INSTRUCTIONS TO FOLLOW:
Images embedded in the records are excluded; print everything else exactly as given.

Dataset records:
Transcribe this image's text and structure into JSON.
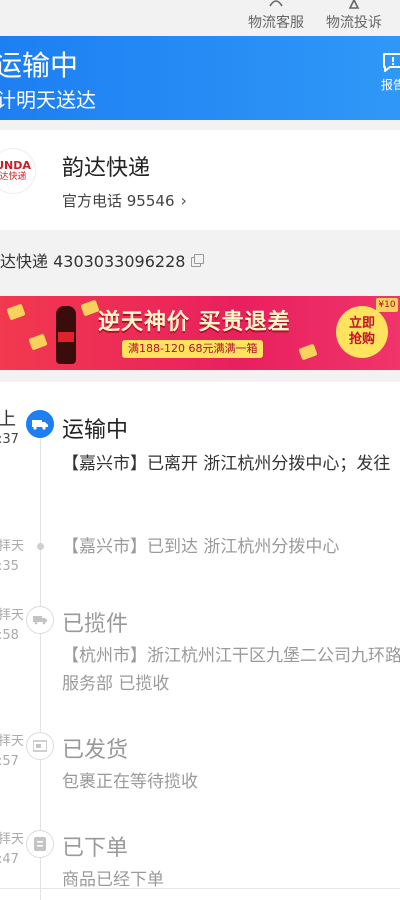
{
  "top_links": [
    {
      "label": "物流客服",
      "icon": "headset-icon"
    },
    {
      "label": "物流投诉",
      "icon": "complaint-icon"
    }
  ],
  "status": {
    "title": "运输中",
    "subtitle": "计明天送达",
    "report_label": "报告",
    "background": "#1d7ff2"
  },
  "courier": {
    "logo_line1": "UNDA",
    "logo_line2": "达快递",
    "name": "韵达快递",
    "phone": "官方电话 95546",
    "chevron": "›"
  },
  "tracking": {
    "text": "达快递 4303033096228"
  },
  "banner": {
    "title": "逆天神价 买贵退差",
    "subtitle": "满188-120 68元满满一箱",
    "button_line1": "立即",
    "button_line2": "抢购",
    "tag": "¥10"
  },
  "timeline": [
    {
      "time_top": "上",
      "time_bottom": ":37",
      "status": "运输中",
      "desc": "【嘉兴市】已离开 浙江杭州分拨中心；发往",
      "icon": "truck-icon",
      "active": true
    },
    {
      "time_top": "拝天",
      "time_bottom": ":35",
      "status": "",
      "desc": "【嘉兴市】已到达 浙江杭州分拨中心",
      "icon": "dot",
      "active": false
    },
    {
      "time_top": "拝天",
      "time_bottom": ":58",
      "status": "已揽件",
      "desc": "【杭州市】浙江杭州江干区九堡二公司九环路服务部 已揽收",
      "icon": "pickup-icon",
      "active": false
    },
    {
      "time_top": "拝天",
      "time_bottom": ":57",
      "status": "已发货",
      "desc": "包裹正在等待揽收",
      "icon": "package-icon",
      "active": false
    },
    {
      "time_top": "拝天",
      "time_bottom": ":47",
      "status": "已下单",
      "desc": "商品已经下单",
      "icon": "order-icon",
      "active": false
    }
  ]
}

TASK ANSWER:
Transcribe this image's text and structure into JSON.
{
  "top_links": [
    {
      "label": "物流客服",
      "icon": "headset-icon"
    },
    {
      "label": "物流投诉",
      "icon": "complaint-icon"
    }
  ],
  "status": {
    "title": "运输中",
    "subtitle": "计明天送达",
    "report_label": "报告",
    "background": "#1d7ff2"
  },
  "courier": {
    "logo_line1": "UNDA",
    "logo_line2": "达快递",
    "name": "韵达快递",
    "phone": "官方电话 95546",
    "chevron": "›"
  },
  "tracking": {
    "text": "达快递 4303033096228"
  },
  "banner": {
    "title": "逆天神价 买贵退差",
    "subtitle": "满188-120 68元满满一箱",
    "button_line1": "立即",
    "button_line2": "抢购",
    "tag": "¥10"
  },
  "timeline": [
    {
      "time_top": "上",
      "time_bottom": ":37",
      "status": "运输中",
      "desc": "【嘉兴市】已离开 浙江杭州分拨中心；发往",
      "icon": "truck-icon",
      "active": true
    },
    {
      "time_top": "拝天",
      "time_bottom": ":35",
      "status": "",
      "desc": "【嘉兴市】已到达 浙江杭州分拨中心",
      "icon": "dot",
      "active": false
    },
    {
      "time_top": "拝天",
      "time_bottom": ":58",
      "status": "已揽件",
      "desc": "【杭州市】浙江杭州江干区九堡二公司九环路服务部 已揽收",
      "icon": "pickup-icon",
      "active": false
    },
    {
      "time_top": "拝天",
      "time_bottom": ":57",
      "status": "已发货",
      "desc": "包裹正在等待揽收",
      "icon": "package-icon",
      "active": false
    },
    {
      "time_top": "拝天",
      "time_bottom": ":47",
      "status": "已下单",
      "desc": "商品已经下单",
      "icon": "order-icon",
      "active": false
    }
  ]
}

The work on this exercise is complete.